## Records for processing
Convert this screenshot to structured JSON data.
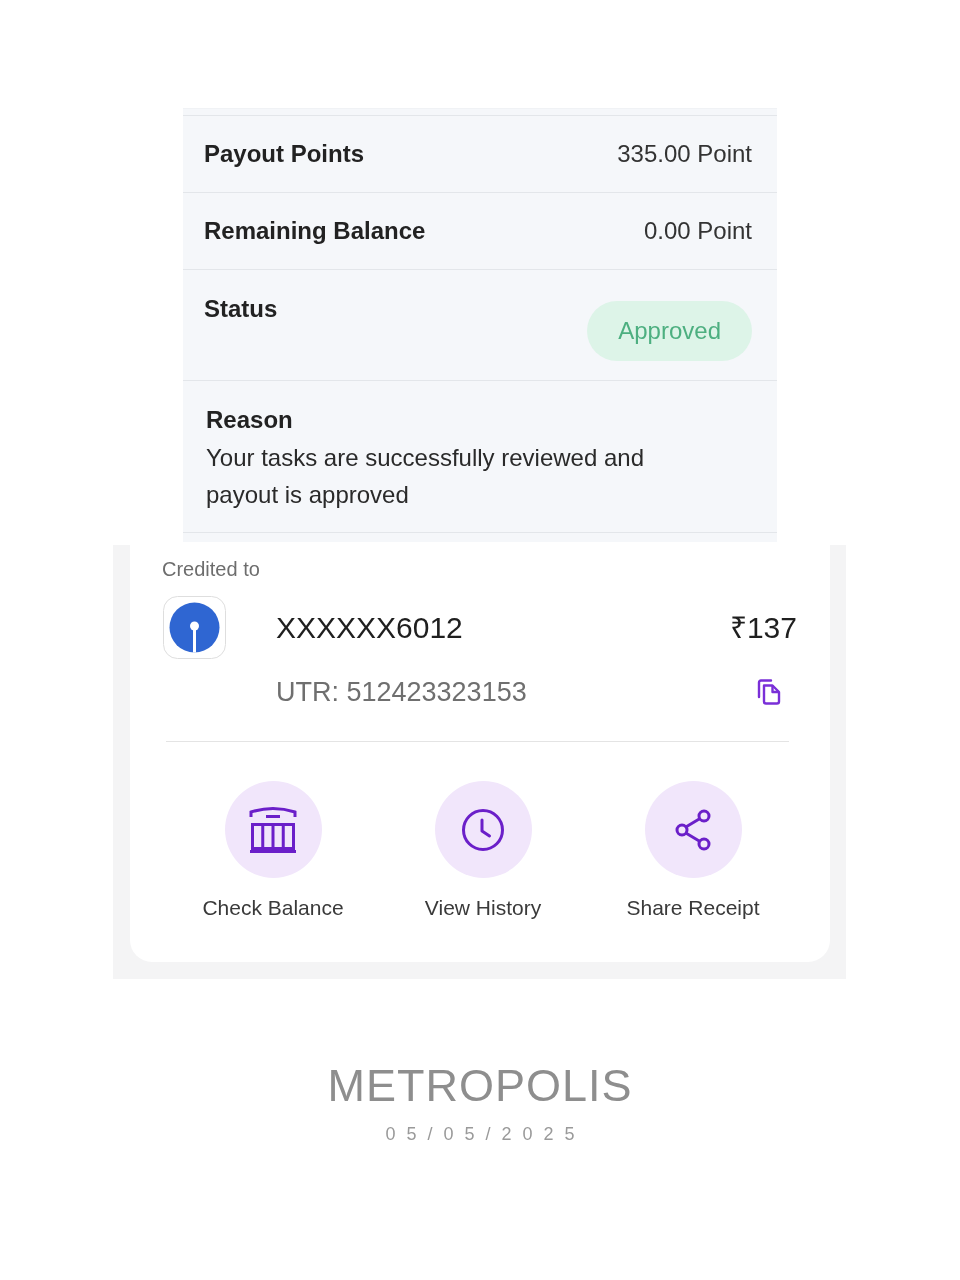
{
  "details": {
    "rows": [
      {
        "kind": "value",
        "label": "Payout Points",
        "value": "335.00 Point"
      },
      {
        "kind": "value",
        "label": "Remaining Balance",
        "value": "0.00 Point"
      },
      {
        "kind": "status",
        "label": "Status",
        "value": "Approved"
      },
      {
        "kind": "note",
        "label": "Reason",
        "value": "Your tasks are successfully reviewed and payout is approved"
      }
    ]
  },
  "credit": {
    "heading": "Credited to",
    "account": "XXXXXX6012",
    "amount": "₹137",
    "utr": "UTR: 512423323153",
    "actions": [
      {
        "label": "Check Balance"
      },
      {
        "label": "View History"
      },
      {
        "label": "Share Receipt"
      }
    ]
  },
  "caption": {
    "title": "METROPOLIS",
    "date": "05/05/2025"
  }
}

## The exercise
Pictures in the records above are not copied; print everything else exactly.

## Answer to this problem
Convert this screenshot to structured JSON data.
{
  "details": {
    "rows": [
      {
        "kind": "value",
        "label": "Payout Points",
        "value": "335.00 Point"
      },
      {
        "kind": "value",
        "label": "Remaining Balance",
        "value": "0.00 Point"
      },
      {
        "kind": "status",
        "label": "Status",
        "value": "Approved"
      },
      {
        "kind": "note",
        "label": "Reason",
        "value": "Your tasks are successfully reviewed and payout is approved"
      }
    ]
  },
  "credit": {
    "heading": "Credited to",
    "account": "XXXXXX6012",
    "amount": "₹137",
    "utr": "UTR: 512423323153",
    "actions": [
      {
        "label": "Check Balance"
      },
      {
        "label": "View History"
      },
      {
        "label": "Share Receipt"
      }
    ]
  },
  "caption": {
    "title": "METROPOLIS",
    "date": "05/05/2025"
  }
}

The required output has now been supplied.